*Instructions to follow*: Reproduce each line of the material precisely.

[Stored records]

-- -- --

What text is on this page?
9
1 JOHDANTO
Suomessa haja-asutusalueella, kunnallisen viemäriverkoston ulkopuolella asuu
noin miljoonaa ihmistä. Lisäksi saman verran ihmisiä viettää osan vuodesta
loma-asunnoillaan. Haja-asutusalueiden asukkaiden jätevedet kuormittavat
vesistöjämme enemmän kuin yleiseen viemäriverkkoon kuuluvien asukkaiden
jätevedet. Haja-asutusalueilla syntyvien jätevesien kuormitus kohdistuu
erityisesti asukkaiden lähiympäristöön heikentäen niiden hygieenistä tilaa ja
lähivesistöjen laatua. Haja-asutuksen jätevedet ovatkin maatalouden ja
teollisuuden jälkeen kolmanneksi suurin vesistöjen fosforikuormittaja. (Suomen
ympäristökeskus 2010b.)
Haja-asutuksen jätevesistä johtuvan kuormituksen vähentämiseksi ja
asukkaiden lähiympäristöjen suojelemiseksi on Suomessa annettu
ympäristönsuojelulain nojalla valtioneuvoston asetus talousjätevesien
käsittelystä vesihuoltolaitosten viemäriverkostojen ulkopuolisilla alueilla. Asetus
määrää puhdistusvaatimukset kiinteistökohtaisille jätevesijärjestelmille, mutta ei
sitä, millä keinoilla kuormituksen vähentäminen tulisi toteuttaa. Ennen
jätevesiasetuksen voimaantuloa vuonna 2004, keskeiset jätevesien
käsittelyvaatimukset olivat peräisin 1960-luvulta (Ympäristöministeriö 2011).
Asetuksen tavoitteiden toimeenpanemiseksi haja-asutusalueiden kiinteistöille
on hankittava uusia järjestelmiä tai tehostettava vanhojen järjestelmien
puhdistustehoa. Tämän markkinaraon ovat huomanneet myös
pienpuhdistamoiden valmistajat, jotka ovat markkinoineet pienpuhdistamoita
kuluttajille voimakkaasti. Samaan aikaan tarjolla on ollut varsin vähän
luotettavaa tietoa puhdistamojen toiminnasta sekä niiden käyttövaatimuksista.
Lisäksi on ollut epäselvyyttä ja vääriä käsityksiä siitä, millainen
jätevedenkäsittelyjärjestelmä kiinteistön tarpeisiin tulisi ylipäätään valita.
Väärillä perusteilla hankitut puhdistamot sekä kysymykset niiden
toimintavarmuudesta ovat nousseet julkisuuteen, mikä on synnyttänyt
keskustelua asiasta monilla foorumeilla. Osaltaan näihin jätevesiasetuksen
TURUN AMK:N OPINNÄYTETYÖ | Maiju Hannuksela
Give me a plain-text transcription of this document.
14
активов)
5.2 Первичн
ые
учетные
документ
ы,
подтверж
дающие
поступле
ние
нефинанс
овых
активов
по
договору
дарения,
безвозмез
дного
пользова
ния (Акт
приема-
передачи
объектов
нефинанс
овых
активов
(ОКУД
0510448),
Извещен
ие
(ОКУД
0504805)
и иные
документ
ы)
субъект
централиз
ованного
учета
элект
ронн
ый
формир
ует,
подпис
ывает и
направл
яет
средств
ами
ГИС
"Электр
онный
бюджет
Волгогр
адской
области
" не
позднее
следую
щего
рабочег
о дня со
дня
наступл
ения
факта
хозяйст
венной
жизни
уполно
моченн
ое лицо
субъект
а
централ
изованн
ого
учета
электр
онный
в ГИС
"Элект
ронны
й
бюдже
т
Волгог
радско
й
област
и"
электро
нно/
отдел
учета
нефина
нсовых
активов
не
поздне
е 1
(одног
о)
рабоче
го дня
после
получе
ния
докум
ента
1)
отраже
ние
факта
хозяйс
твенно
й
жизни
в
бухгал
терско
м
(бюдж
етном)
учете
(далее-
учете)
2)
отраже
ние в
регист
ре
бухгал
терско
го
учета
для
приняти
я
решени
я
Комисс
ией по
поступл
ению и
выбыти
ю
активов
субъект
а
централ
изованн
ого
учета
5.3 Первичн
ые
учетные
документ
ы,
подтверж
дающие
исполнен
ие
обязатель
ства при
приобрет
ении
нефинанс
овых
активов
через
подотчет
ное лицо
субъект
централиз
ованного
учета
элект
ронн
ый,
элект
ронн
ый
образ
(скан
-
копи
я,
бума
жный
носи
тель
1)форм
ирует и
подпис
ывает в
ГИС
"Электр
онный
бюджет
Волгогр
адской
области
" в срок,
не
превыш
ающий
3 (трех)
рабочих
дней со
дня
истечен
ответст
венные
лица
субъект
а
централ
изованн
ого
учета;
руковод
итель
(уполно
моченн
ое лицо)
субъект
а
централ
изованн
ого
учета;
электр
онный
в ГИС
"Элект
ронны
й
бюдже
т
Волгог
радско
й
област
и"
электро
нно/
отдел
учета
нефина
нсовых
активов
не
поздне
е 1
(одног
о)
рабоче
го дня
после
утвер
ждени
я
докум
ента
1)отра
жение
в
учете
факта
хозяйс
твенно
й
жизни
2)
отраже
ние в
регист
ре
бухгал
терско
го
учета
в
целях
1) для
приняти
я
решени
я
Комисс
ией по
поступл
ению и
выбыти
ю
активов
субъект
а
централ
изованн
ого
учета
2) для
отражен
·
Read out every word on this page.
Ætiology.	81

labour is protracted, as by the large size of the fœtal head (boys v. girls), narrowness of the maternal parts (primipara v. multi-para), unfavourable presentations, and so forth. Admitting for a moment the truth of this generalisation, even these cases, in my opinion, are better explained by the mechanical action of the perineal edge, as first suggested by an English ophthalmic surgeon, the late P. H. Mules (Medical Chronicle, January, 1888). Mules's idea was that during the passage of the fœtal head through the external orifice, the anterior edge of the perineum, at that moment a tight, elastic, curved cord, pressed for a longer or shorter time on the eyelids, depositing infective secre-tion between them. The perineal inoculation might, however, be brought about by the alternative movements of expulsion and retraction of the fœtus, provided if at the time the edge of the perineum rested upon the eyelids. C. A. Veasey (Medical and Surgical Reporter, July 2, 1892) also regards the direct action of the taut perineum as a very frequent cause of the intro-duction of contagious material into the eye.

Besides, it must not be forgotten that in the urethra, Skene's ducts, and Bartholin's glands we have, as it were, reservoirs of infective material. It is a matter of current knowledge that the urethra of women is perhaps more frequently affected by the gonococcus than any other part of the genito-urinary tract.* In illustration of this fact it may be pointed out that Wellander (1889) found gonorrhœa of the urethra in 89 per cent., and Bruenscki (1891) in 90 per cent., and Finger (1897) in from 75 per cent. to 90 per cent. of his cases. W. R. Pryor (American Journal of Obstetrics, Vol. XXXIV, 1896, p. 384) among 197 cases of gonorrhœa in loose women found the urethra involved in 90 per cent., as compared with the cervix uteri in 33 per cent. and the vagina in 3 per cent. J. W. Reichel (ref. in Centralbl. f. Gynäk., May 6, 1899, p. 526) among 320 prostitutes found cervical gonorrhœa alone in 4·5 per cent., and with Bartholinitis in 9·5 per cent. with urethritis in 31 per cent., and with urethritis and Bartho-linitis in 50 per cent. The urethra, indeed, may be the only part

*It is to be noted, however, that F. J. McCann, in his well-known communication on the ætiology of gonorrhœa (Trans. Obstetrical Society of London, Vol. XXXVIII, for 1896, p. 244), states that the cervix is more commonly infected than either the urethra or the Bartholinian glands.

-- -- --

*Exercise output*:
What text is on this page?
9
1 JOHDANTO
Suomessa haja-asutusalueella, kunnallisen viemäriverkoston ulkopuolella asuu
noin miljoonaa ihmistä. Lisäksi saman verran ihmisiä viettää osan vuodesta
loma-asunnoillaan. Haja-asutusalueiden asukkaiden jätevedet kuormittavat
vesistöjämme enemmän kuin yleiseen viemäriverkkoon kuuluvien asukkaiden
jätevedet. Haja-asutusalueilla syntyvien jätevesien kuormitus kohdistuu
erityisesti asukkaiden lähiympäristöön heikentäen niiden hygieenistä tilaa ja
lähivesistöjen laatua. Haja-asutuksen jätevedet ovatkin maatalouden ja
teollisuuden jälkeen kolmanneksi suurin vesistöjen fosforikuormittaja. (Suomen
ympäristökeskus 2010b.)
Haja-asutuksen jätevesistä johtuvan kuormituksen vähentämiseksi ja
asukkaiden lähiympäristöjen suojelemiseksi on Suomessa annettu
ympäristönsuojelulain nojalla valtioneuvoston asetus talousjätevesien
käsittelystä vesihuoltolaitosten viemäriverkostojen ulkopuolisilla alueilla. Asetus
määrää puhdistusvaatimukset kiinteistökohtaisille jätevesijärjestelmille, mutta ei
sitä, millä keinoilla kuormituksen vähentäminen tulisi toteuttaa. Ennen
jätevesiasetuksen voimaantuloa vuonna 2004, keskeiset jätevesien
käsittelyvaatimukset olivat peräisin 1960-luvulta (Ympäristöministeriö 2011).
Asetuksen tavoitteiden toimeenpanemiseksi haja-asutusalueiden kiinteistöille
on hankittava uusia järjestelmiä tai tehostettava vanhojen järjestelmien
puhdistustehoa. Tämän markkinaraon ovat huomanneet myös
pienpuhdistamoiden valmistajat, jotka ovat markkinoineet pienpuhdistamoita
kuluttajille voimakkaasti. Samaan aikaan tarjolla on ollut varsin vähän
luotettavaa tietoa puhdistamojen toiminnasta sekä niiden käyttövaatimuksista.
Lisäksi on ollut epäselvyyttä ja vääriä käsityksiä siitä, millainen
jätevedenkäsittelyjärjestelmä kiinteistön tarpeisiin tulisi ylipäätään valita.
Väärillä perusteilla hankitut puhdistamot sekä kysymykset niiden
toimintavarmuudesta ovat nousseet julkisuuteen, mikä on synnyttänyt
keskustelua asiasta monilla foorumeilla. Osaltaan näihin jätevesiasetuksen
TURUN AMK:N OPINNÄYTETYÖ | Maiju Hannuksela
Give me a plain-text transcription of this document.
14
активов)
5.2 Первичн
ые
учетные
документ
ы,
подтверж
дающие
поступле
ние
нефинанс
овых
активов
по
договору
дарения,
безвозмез
дного
пользова
ния (Акт
приема-
передачи
объектов
нефинанс
овых
активов
(ОКУД
0510448),
Извещен
ие
(ОКУД
0504805)
и иные
документ
ы)
субъект
централиз
ованного
учета
элект
ронн
ый
формир
ует,
подпис
ывает и
направл
яет
средств
ами
ГИС
"Электр
онный
бюджет
Волгогр
адской
области
" не
позднее
следую
щего
рабочег
о дня со
дня
наступл
ения
факта
хозяйст
венной
жизни
уполно
моченн
ое лицо
субъект
а
централ
изованн
ого
учета
электр
онный
в ГИС
"Элект
ронны
й
бюдже
т
Волгог
радско
й
област
и"
электро
нно/
отдел
учета
нефина
нсовых
активов
не
поздне
е 1
(одног
о)
рабоче
го дня
после
получе
ния
докум
ента
1)
отраже
ние
факта
хозяйс
твенно
й
жизни
в
бухгал
терско
м
(бюдж
етном)
учете
(далее-
учете)
2)
отраже
ние в
регист
ре
бухгал
терско
го
учета
для
приняти
я
решени
я
Комисс
ией по
поступл
ению и
выбыти
ю
активов
субъект
а
централ
изованн
ого
учета
5.3 Первичн
ые
учетные
документ
ы,
подтверж
дающие
исполнен
ие
обязатель
ства при
приобрет
ении
нефинанс
овых
активов
через
подотчет
ное лицо
субъект
централиз
ованного
учета
элект
ронн
ый,
элект
ронн
ый
образ
(скан
-
копи
я,
бума
жный
носи
тель
1)форм
ирует и
подпис
ывает в
ГИС
"Электр
онный
бюджет
Волгогр
адской
области
" в срок,
не
превыш
ающий
3 (трех)
рабочих
дней со
дня
истечен
ответст
венные
лица
субъект
а
централ
изованн
ого
учета;
руковод
итель
(уполно
моченн
ое лицо)
субъект
а
централ
изованн
ого
учета;
электр
онный
в ГИС
"Элект
ронны
й
бюдже
т
Волгог
радско
й
област
и"
электро
нно/
отдел
учета
нефина
нсовых
активов
не
поздне
е 1
(одног
о)
рабоче
го дня
после
утвер
ждени
я
докум
ента
1)отра
жение
в
учете
факта
хозяйс
твенно
й
жизни
2)
отраже
ние в
регист
ре
бухгал
терско
го
учета
в
целях
1) для
приняти
я
решени
я
Комисс
ией по
поступл
ению и
выбыти
ю
активов
субъект
а
централ
изованн
ого
учета
2) для
отражен
·
Read out every word on this page.
Ætiology.	81

labour is protracted, as by the large size of the fœtal head (boys v. girls), narrowness of the maternal parts (primipara v. multi-para), unfavourable presentations, and so forth. Admitting for a moment the truth of this generalisation, even these cases, in my opinion, are better explained by the mechanical action of the perineal edge, as first suggested by an English ophthalmic surgeon, the late P. H. Mules (Medical Chronicle, January, 1888). Mules's idea was that during the passage of the fœtal head through the external orifice, the anterior edge of the perineum, at that moment a tight, elastic, curved cord, pressed for a longer or shorter time on the eyelids, depositing infective secre-tion between them. The perineal inoculation might, however, be brought about by the alternative movements of expulsion and retraction of the fœtus, provided if at the time the edge of the perineum rested upon the eyelids. C. A. Veasey (Medical and Surgical Reporter, July 2, 1892) also regards the direct action of the taut perineum as a very frequent cause of the intro-duction of contagious material into the eye.

Besides, it must not be forgotten that in the urethra, Skene's ducts, and Bartholin's glands we have, as it were, reservoirs of infective material. It is a matter of current knowledge that the urethra of women is perhaps more frequently affected by the gonococcus than any other part of the genito-urinary tract.* In illustration of this fact it may be pointed out that Wellander (1889) found gonorrhœa of the urethra in 89 per cent., and Bruenscki (1891) in 90 per cent., and Finger (1897) in from 75 per cent. to 90 per cent. of his cases. W. R. Pryor (American Journal of Obstetrics, Vol. XXXIV, 1896, p. 384) among 197 cases of gonorrhœa in loose women found the urethra involved in 90 per cent., as compared with the cervix uteri in 33 per cent. and the vagina in 3 per cent. J. W. Reichel (ref. in Centralbl. f. Gynäk., May 6, 1899, p. 526) among 320 prostitutes found cervical gonorrhœa alone in 4·5 per cent., and with Bartholinitis in 9·5 per cent. with urethritis in 31 per cent., and with urethritis and Bartho-linitis in 50 per cent. The urethra, indeed, may be the only part

*It is to be noted, however, that F. J. McCann, in his well-known communication on the ætiology of gonorrhœa (Trans. Obstetrical Society of London, Vol. XXXVIII, for 1896, p. 244), states that the cervix is more commonly infected than either the urethra or the Bartholinian glands.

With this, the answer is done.